[Entries taken from a collection]

[Start]

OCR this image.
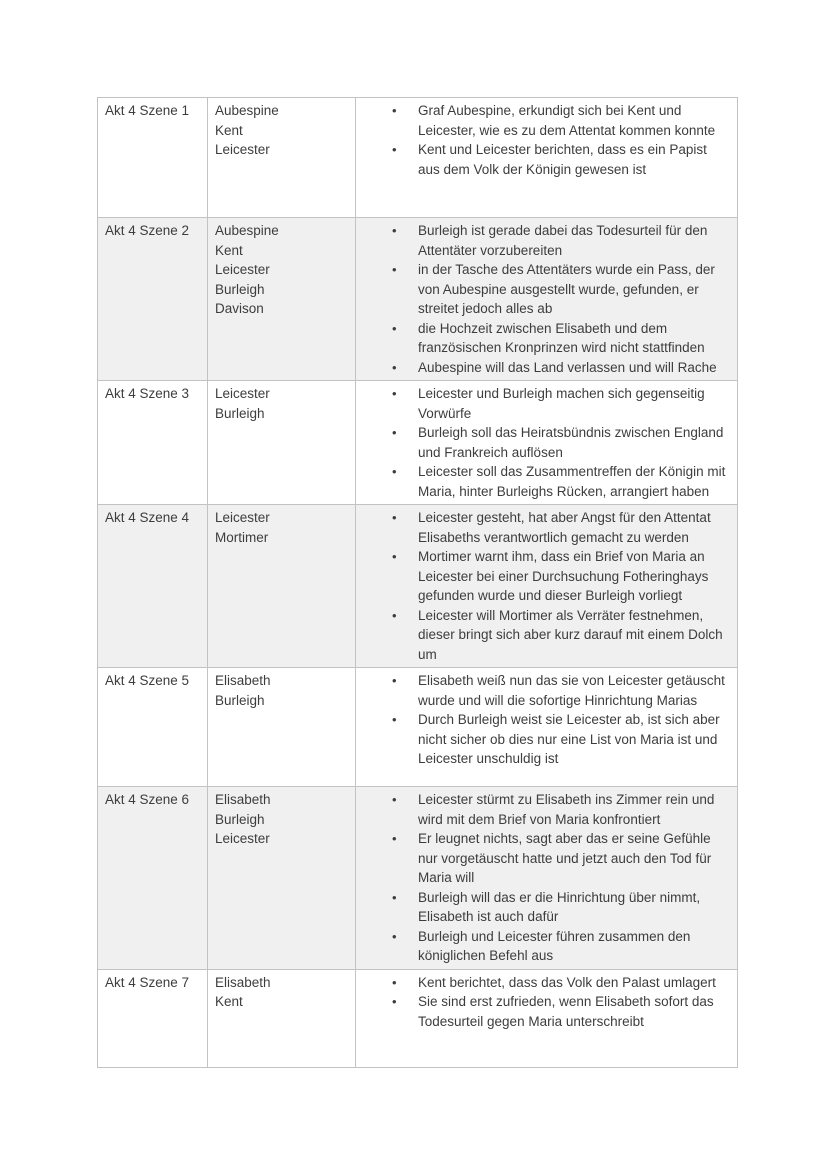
Akt 4 Szene 1	Aubespine
Kent
Leicester

•	Graf Aubespine, erkundigt sich bei Kent und Leicester, wie es zu dem Attentat kommen konnte
•	Kent und Leicester berichten, dass es ein Papist aus dem Volk der Königin gewesen ist

Akt 4 Szene 2	Aubespine
Kent
Leicester
Burleigh
Davison

•	Burleigh ist gerade dabei das Todesurteil für den Attentäter vorzubereiten
•	in der Tasche des Attentäters wurde ein Pass, der von Aubespine ausgestellt wurde, gefunden, er streitet jedoch alles ab
•	die Hochzeit zwischen Elisabeth und dem französischen Kronprinzen wird nicht stattfinden
•	Aubespine will das Land verlassen und will Rache

Akt 4 Szene 3	Leicester
Burleigh

•	Leicester und Burleigh machen sich gegenseitig Vorwürfe
•	Burleigh soll das Heiratsbündnis zwischen England und Frankreich auflösen
•	Leicester soll das Zusammentreffen der Königin mit Maria, hinter Burleighs Rücken, arrangiert haben

Akt 4 Szene 4	Leicester
Mortimer

•	Leicester gesteht, hat aber Angst für den Attentat Elisabeths verantwortlich gemacht zu werden
•	Mortimer warnt ihm, dass ein Brief von Maria an Leicester bei einer Durchsuchung Fotheringhays gefunden wurde und dieser Burleigh vorliegt
•	Leicester will Mortimer als Verräter festnehmen, dieser bringt sich aber kurz darauf mit einem Dolch um

Akt 4 Szene 5	Elisabeth
Burleigh

•	Elisabeth weiß nun das sie von Leicester getäuscht wurde und will die sofortige Hinrichtung Marias
•	Durch Burleigh weist sie Leicester ab, ist sich aber nicht sicher ob dies nur eine List von Maria ist und Leicester unschuldig ist

Akt 4 Szene 6	Elisabeth
Burleigh
Leicester

•	Leicester stürmt zu Elisabeth ins Zimmer rein und wird mit dem Brief von Maria konfrontiert
•	Er leugnet nichts, sagt aber das er seine Gefühle nur vorgetäuscht hatte und jetzt auch den Tod für Maria will
•	Burleigh will das er die Hinrichtung über nimmt, Elisabeth ist auch dafür
•	Burleigh und Leicester führen zusammen den königlichen Befehl aus

Akt 4 Szene 7	Elisabeth
Kent

•	Kent berichtet, dass das Volk den Palast umlagert
•	Sie sind erst zufrieden, wenn Elisabeth sofort das Todesurteil gegen Maria unterschreibt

[End]

## Problem requirements
From the listing, extract all text exactly as given and drop any picture.

## Reply to the task
OCR this image.
Akt 4 Szene 1	Aubespine
Kent
Leicester

•	Graf Aubespine, erkundigt sich bei Kent und Leicester, wie es zu dem Attentat kommen konnte
•	Kent und Leicester berichten, dass es ein Papist aus dem Volk der Königin gewesen ist

Akt 4 Szene 2	Aubespine
Kent
Leicester
Burleigh
Davison

•	Burleigh ist gerade dabei das Todesurteil für den Attentäter vorzubereiten
•	in der Tasche des Attentäters wurde ein Pass, der von Aubespine ausgestellt wurde, gefunden, er streitet jedoch alles ab
•	die Hochzeit zwischen Elisabeth und dem französischen Kronprinzen wird nicht stattfinden
•	Aubespine will das Land verlassen und will Rache

Akt 4 Szene 3	Leicester
Burleigh

•	Leicester und Burleigh machen sich gegenseitig Vorwürfe
•	Burleigh soll das Heiratsbündnis zwischen England und Frankreich auflösen
•	Leicester soll das Zusammentreffen der Königin mit Maria, hinter Burleighs Rücken, arrangiert haben

Akt 4 Szene 4	Leicester
Mortimer

•	Leicester gesteht, hat aber Angst für den Attentat Elisabeths verantwortlich gemacht zu werden
•	Mortimer warnt ihm, dass ein Brief von Maria an Leicester bei einer Durchsuchung Fotheringhays gefunden wurde und dieser Burleigh vorliegt
•	Leicester will Mortimer als Verräter festnehmen, dieser bringt sich aber kurz darauf mit einem Dolch um

Akt 4 Szene 5	Elisabeth
Burleigh

•	Elisabeth weiß nun das sie von Leicester getäuscht wurde und will die sofortige Hinrichtung Marias
•	Durch Burleigh weist sie Leicester ab, ist sich aber nicht sicher ob dies nur eine List von Maria ist und Leicester unschuldig ist

Akt 4 Szene 6	Elisabeth
Burleigh
Leicester

•	Leicester stürmt zu Elisabeth ins Zimmer rein und wird mit dem Brief von Maria konfrontiert
•	Er leugnet nichts, sagt aber das er seine Gefühle nur vorgetäuscht hatte und jetzt auch den Tod für Maria will
•	Burleigh will das er die Hinrichtung über nimmt, Elisabeth ist auch dafür
•	Burleigh und Leicester führen zusammen den königlichen Befehl aus

Akt 4 Szene 7	Elisabeth
Kent

•	Kent berichtet, dass das Volk den Palast umlagert
•	Sie sind erst zufrieden, wenn Elisabeth sofort das Todesurteil gegen Maria unterschreibt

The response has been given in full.